Pull every line containing "Chen" from the entries.

———

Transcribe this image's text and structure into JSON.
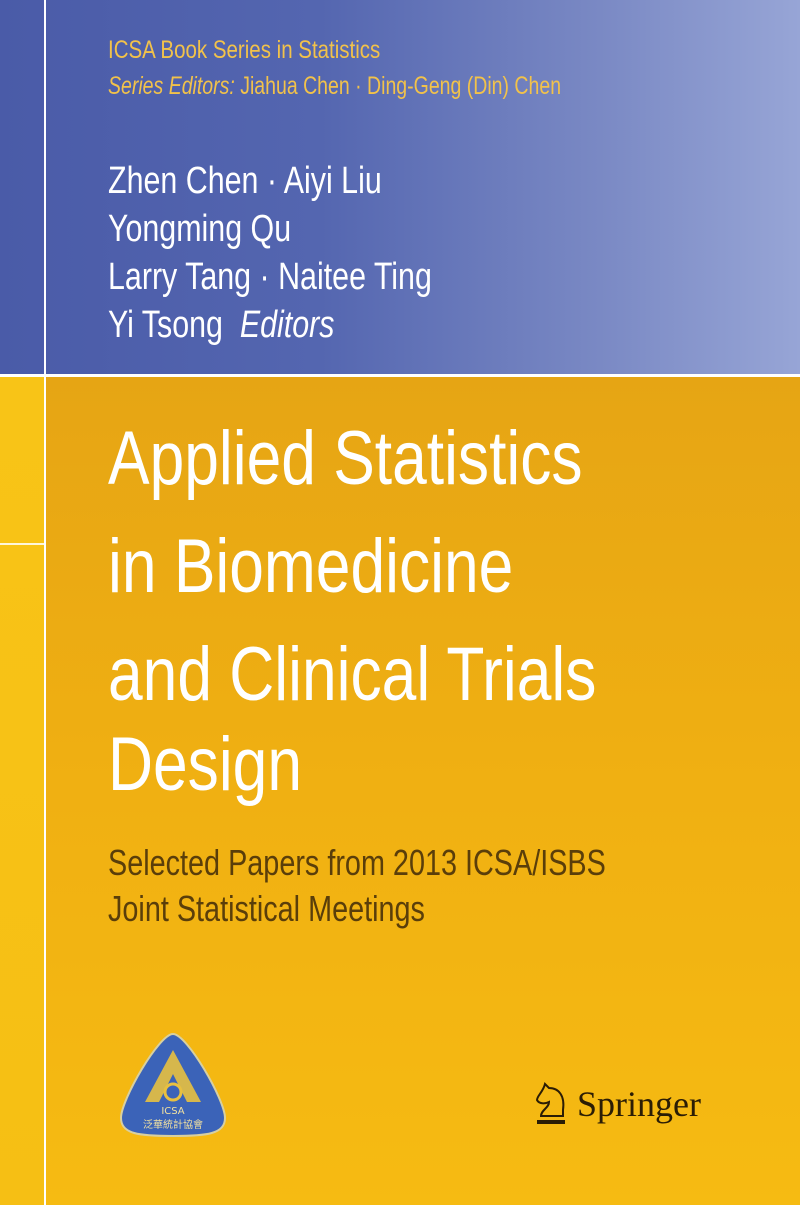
{
  "series": {
    "title": "ICSA Book Series in Statistics",
    "editors_label": "Series Editors:",
    "editors_names": "Jiahua Chen · Ding-Geng (Din) Chen"
  },
  "editors": {
    "lines": [
      "Zhen Chen · Aiyi Liu",
      "Yongming Qu",
      "Larry Tang · Naitee Ting",
      "Yi Tsong"
    ],
    "role": "Editors"
  },
  "title": {
    "lines": [
      "Applied Statistics",
      "in Biomedicine",
      "and Clinical Trials",
      "Design"
    ]
  },
  "subtitle": {
    "lines": [
      "Selected Papers from 2013 ICSA/ISBS",
      "Joint Statistical Meetings"
    ]
  },
  "logo": {
    "text": "ICSA",
    "chinese": "泛華統計協會",
    "color": "#3b63b8"
  },
  "publisher": {
    "name": "Springer"
  },
  "colors": {
    "blue": "#4a5ba8",
    "yellow": "#f0b012",
    "series_text": "#f2c24a"
  }
}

———

Exercise result:
    "editors_names": "Jiahua Chen · Ding-Geng (Din) Chen"
      "Zhen Chen · Aiyi Liu",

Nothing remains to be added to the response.